Task description >>
Copy out each line that mentions the word "have".

Stored rows >>
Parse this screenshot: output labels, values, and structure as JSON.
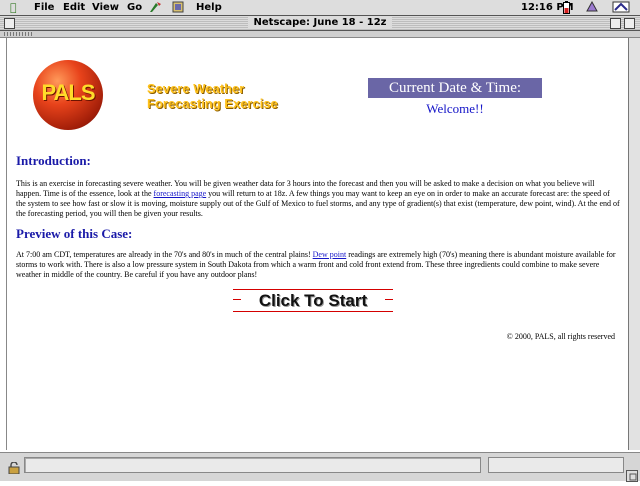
{
  "menubar": {
    "items": [
      "File",
      "Edit",
      "View",
      "Go",
      "Help"
    ],
    "clock": "12:16 PM",
    "icons": [
      "apple-icon",
      "help-icon",
      "book-icon",
      "battery-icon",
      "app-icon",
      "corner-icon"
    ]
  },
  "window": {
    "title": "Netscape: June 18 - 12z"
  },
  "page": {
    "logo_text": "PALS",
    "headline_line1": "Severe Weather",
    "headline_line2": "Forecasting Exercise",
    "datetime_label": "Current Date & Time:",
    "welcome": "Welcome!!",
    "intro_heading": "Introduction:",
    "intro_text_1": "This is an exercise in forecasting severe weather. You will be given weather data for 3 hours into the forecast and then you will be asked to make a decision on what you believe will happen. Time is of the essence, look at the ",
    "intro_link": "forecasting page",
    "intro_text_2": " you will return to at 18z. A few things you may want to keep an eye on in order to make an accurate forecast are: the speed of the system to see how fast or slow it is moving, moisture supply out of the Gulf of Mexico to fuel storms, and any type of gradient(s) that exist (temperature, dew point, wind). At the end of the forecasting period, you will then be given your results.",
    "preview_heading": "Preview of this Case:",
    "preview_text_1": "At 7:00 am CDT, temperatures are already in the 70's and 80's in much of the central plains! ",
    "preview_link": "Dew point",
    "preview_text_2": " readings are extremely high (70's) meaning there is abundant moisture available for storms to work with. There is also a low pressure system in South Dakota from which a warm front and cold front extend from. These three ingredients could combine to make severe weather in middle of the country. Be careful if you have any outdoor plans!",
    "start_button": "Click To Start",
    "copyright": "© 2000, PALS, all rights reserved"
  },
  "colors": {
    "heading": "#1a1aa8",
    "link": "#1515c8",
    "headline": "#ffc21c",
    "datetime_bg": "#6a66a6",
    "button_rule": "#d40000"
  }
}
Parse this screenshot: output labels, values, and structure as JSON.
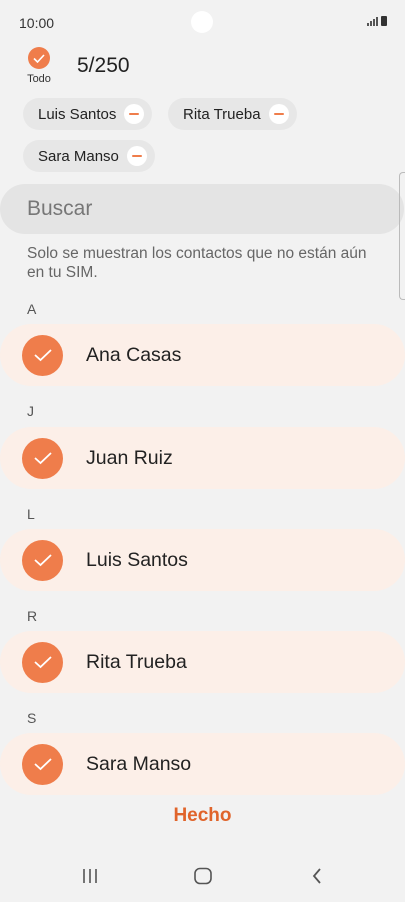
{
  "status_bar": {
    "time": "10:00"
  },
  "header": {
    "select_all_label": "Todo",
    "count": "5/250"
  },
  "chips": [
    {
      "label": "Luis Santos"
    },
    {
      "label": "Rita Trueba"
    },
    {
      "label": "Sara Manso"
    }
  ],
  "search": {
    "placeholder": "Buscar"
  },
  "info": "Solo se muestran los contactos que no están aún en tu SIM.",
  "sections": [
    {
      "letter": "A",
      "contact": "Ana Casas"
    },
    {
      "letter": "J",
      "contact": "Juan Ruiz"
    },
    {
      "letter": "L",
      "contact": "Luis Santos"
    },
    {
      "letter": "R",
      "contact": "Rita Trueba"
    },
    {
      "letter": "S",
      "contact": "Sara Manso"
    }
  ],
  "done_label": "Hecho",
  "colors": {
    "accent": "#ef7d4b",
    "row_bg": "#fcefe8",
    "done_text": "#e0642b"
  }
}
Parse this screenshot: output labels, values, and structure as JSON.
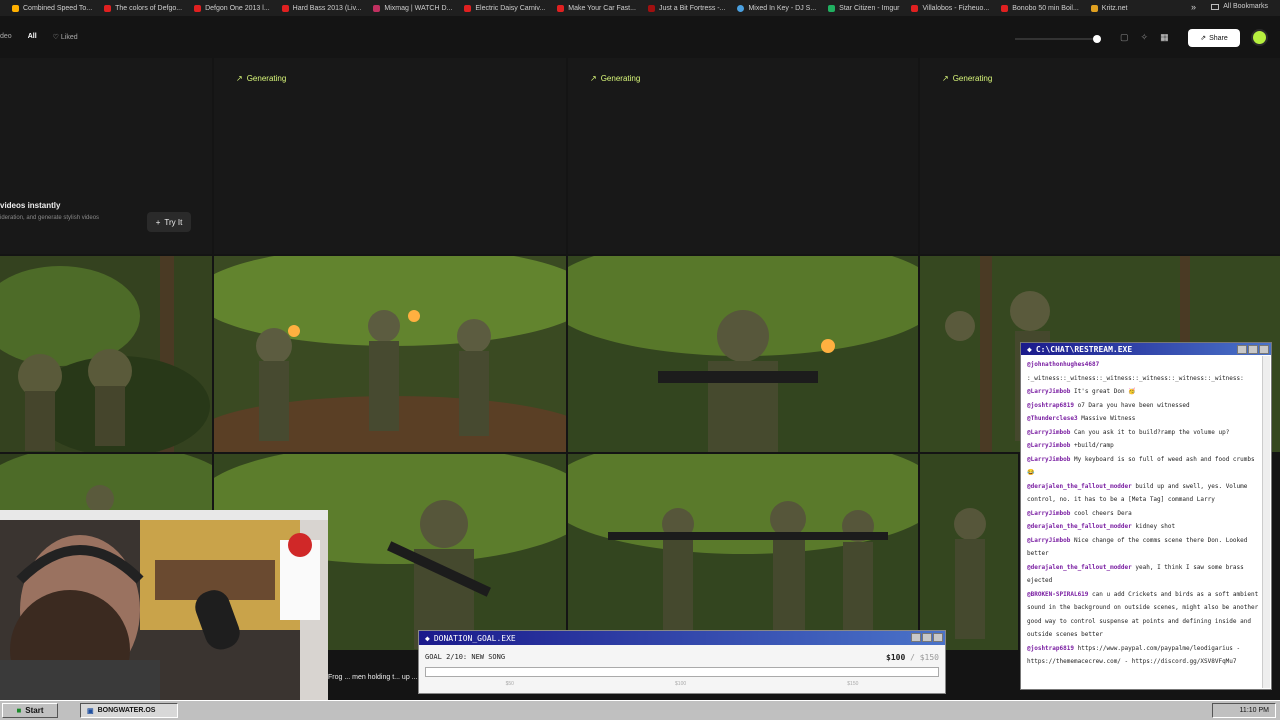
{
  "bookmarks": {
    "items": [
      "Combined Speed To...",
      "The colors of Defgo...",
      "Defgon One 2013 l...",
      "Hard Bass 2013 (Liv...",
      "Mixmag | WATCH D...",
      "Electric Daisy Carniv...",
      "Make Your Car Fast...",
      "Just a Bit Fortress -...",
      "Mixed In Key - DJ S...",
      "Star Citizen - Imgur",
      "Villalobos - Fizheuo...",
      "Bonobo 50 min Boil...",
      "Kritz.net"
    ],
    "more": "»",
    "all_bookmarks": "All Bookmarks"
  },
  "toolbar": {
    "video_tab": "deo",
    "all_tab": "All",
    "liked_tab": "Liked",
    "share_label": "Share"
  },
  "generating": {
    "label": "Generating"
  },
  "promo": {
    "title": "videos instantly",
    "subtitle": "ideration, and generate stylish videos",
    "try_label": "Try It"
  },
  "donation": {
    "title": "DONATION_GOAL.EXE",
    "goal_text": "GOAL 2/10: NEW SONG",
    "current": "$100",
    "target": "/ $150",
    "progress_fraction": 0.0,
    "ticks": [
      "$50",
      "$100",
      "$150"
    ]
  },
  "chat": {
    "title": "C:\\CHAT\\RESTREAM.EXE",
    "messages": [
      {
        "user": "@johnathonhughes4687",
        "text": ""
      },
      {
        "user": "",
        "text": ":_witness::_witness::_witness::_witness::_witness::_witness:"
      },
      {
        "user": "@LarryJimbob",
        "text": "It's great Don 🥳"
      },
      {
        "user": "@joshtrap6819",
        "text": "o7 Dara you have been witnessed"
      },
      {
        "user": "@Thunderclese3",
        "text": "Massive Witness"
      },
      {
        "user": "@LarryJimbob",
        "text": "Can you ask it to build?ramp the volume up?"
      },
      {
        "user": "@LarryJimbob",
        "text": "+build/ramp"
      },
      {
        "user": "@LarryJimbob",
        "text": "My keyboard is so full of weed ash and food crumbs 😂"
      },
      {
        "user": "@derajalen_the_fallout_modder",
        "text": "build up and swell, yes. Volume control, no. it has to be a [Meta Tag] command Larry"
      },
      {
        "user": "@LarryJimbob",
        "text": "cool cheers Dera"
      },
      {
        "user": "@derajalen_the_fallout_modder",
        "text": "kidney shot"
      },
      {
        "user": "@LarryJimbob",
        "text": "Nice change of the comms scene there Don. Looked better"
      },
      {
        "user": "@derajalen_the_fallout_modder",
        "text": "yeah, I think I saw some brass ejected"
      },
      {
        "user": "@BROKEN-SPIRAL619",
        "text": "can u add Crickets and birds as a soft ambient sound in the background on outside scenes, might also be another good way to control suspense at points and defining inside and outside scenes better"
      },
      {
        "user": "@joshtrap6819",
        "text": "https://www.paypal.com/paypalme/leodigarius - https://thememacecrew.com/ - https://discord.gg/XSV8VFqMu7"
      }
    ]
  },
  "caption": {
    "text": "Frog ... men holding t... up ... as the group is"
  },
  "taskbar": {
    "start_label": "Start",
    "window_label": "BONGWATER.OS",
    "clock": "11:10 PM"
  },
  "colors": {
    "accent": "#d9f77a",
    "avatar": "#b7f03f",
    "title_bar_start": "#1b1a8c",
    "title_bar_end": "#4a73c9"
  }
}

Reply >>
    "preview_text_2": " readings are extremely high (70's) meaning there is abundant moisture available for storms to work with. There is also a low pressure system in South Dakota from which a warm front and cold front extend from. These three ingredients could combine to make severe weather in middle of the country. Be careful if you have any outdoor plans!",
        "text": "o7 Dara you have been witnessed"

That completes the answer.